What to do ▸ Copy every entry word for word. Skip the pictures.

Input rows ▸
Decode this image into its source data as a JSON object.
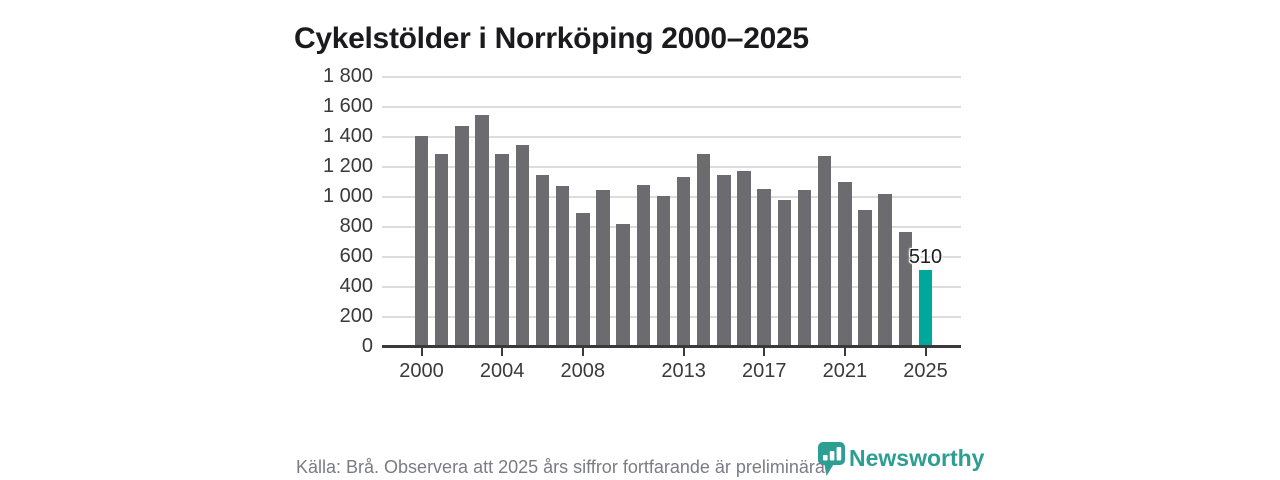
{
  "title": "Cykelstölder i Norrköping 2000–2025",
  "footer": {
    "source_note": "Källa: Brå. Observera att 2025 års siffror fortfarande är preliminära.",
    "brand": "Newsworthy"
  },
  "colors": {
    "bar": "#6c6c70",
    "highlight": "#00a79b",
    "brand": "#2d9e92",
    "gridline": "#dcdcdc",
    "axis": "#3a3a3a",
    "title_text": "#1b1b1d",
    "data_label_text": "#1d1d1f",
    "footer_text": "#7b7b85"
  },
  "chart_data": {
    "type": "bar",
    "title": "Cykelstölder i Norrköping 2000–2025",
    "categories": [
      2000,
      2001,
      2002,
      2003,
      2004,
      2005,
      2006,
      2007,
      2008,
      2009,
      2010,
      2011,
      2012,
      2013,
      2014,
      2015,
      2016,
      2017,
      2018,
      2019,
      2020,
      2021,
      2022,
      2023,
      2024,
      2025
    ],
    "values": [
      1400,
      1280,
      1470,
      1540,
      1280,
      1340,
      1140,
      1070,
      885,
      1040,
      815,
      1075,
      1000,
      1130,
      1280,
      1140,
      1170,
      1050,
      975,
      1040,
      1270,
      1095,
      910,
      1015,
      760,
      510
    ],
    "highlight_category": 2025,
    "data_labels": [
      {
        "category": 2025,
        "label": "510"
      }
    ],
    "xlabel": "",
    "ylabel": "",
    "ylim": [
      0,
      1800
    ],
    "y_ticks": [
      0,
      200,
      400,
      600,
      800,
      1000,
      1200,
      1400,
      1600,
      1800
    ],
    "y_tick_labels": [
      "0",
      "200",
      "400",
      "600",
      "800",
      "1 000",
      "1 200",
      "1 400",
      "1 600",
      "1 800"
    ],
    "x_tick_years": [
      2000,
      2004,
      2008,
      2013,
      2017,
      2021,
      2025
    ],
    "x_tick_labels": [
      "2000",
      "2004",
      "2008",
      "2013",
      "2017",
      "2021",
      "2025"
    ],
    "grid": true,
    "legend": false
  }
}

Result for this exercise ▸
Decode this image into its source data as a JSON object.
{
  "title": "Cykelstölder i Norrköping 2000–2025",
  "footer": {
    "source_note": "Källa: Brå. Observera att 2025 års siffror fortfarande är preliminära.",
    "brand": "Newsworthy"
  },
  "colors": {
    "bar": "#6c6c70",
    "highlight": "#00a79b",
    "brand": "#2d9e92",
    "gridline": "#dcdcdc",
    "axis": "#3a3a3a",
    "title_text": "#1b1b1d",
    "data_label_text": "#1d1d1f",
    "footer_text": "#7b7b85"
  },
  "chart_data": {
    "type": "bar",
    "title": "Cykelstölder i Norrköping 2000–2025",
    "categories": [
      2000,
      2001,
      2002,
      2003,
      2004,
      2005,
      2006,
      2007,
      2008,
      2009,
      2010,
      2011,
      2012,
      2013,
      2014,
      2015,
      2016,
      2017,
      2018,
      2019,
      2020,
      2021,
      2022,
      2023,
      2024,
      2025
    ],
    "values": [
      1400,
      1280,
      1470,
      1540,
      1280,
      1340,
      1140,
      1070,
      885,
      1040,
      815,
      1075,
      1000,
      1130,
      1280,
      1140,
      1170,
      1050,
      975,
      1040,
      1270,
      1095,
      910,
      1015,
      760,
      510
    ],
    "highlight_category": 2025,
    "data_labels": [
      {
        "category": 2025,
        "label": "510"
      }
    ],
    "xlabel": "",
    "ylabel": "",
    "ylim": [
      0,
      1800
    ],
    "y_ticks": [
      0,
      200,
      400,
      600,
      800,
      1000,
      1200,
      1400,
      1600,
      1800
    ],
    "y_tick_labels": [
      "0",
      "200",
      "400",
      "600",
      "800",
      "1 000",
      "1 200",
      "1 400",
      "1 600",
      "1 800"
    ],
    "x_tick_years": [
      2000,
      2004,
      2008,
      2013,
      2017,
      2021,
      2025
    ],
    "x_tick_labels": [
      "2000",
      "2004",
      "2008",
      "2013",
      "2017",
      "2021",
      "2025"
    ],
    "grid": true,
    "legend": false
  }
}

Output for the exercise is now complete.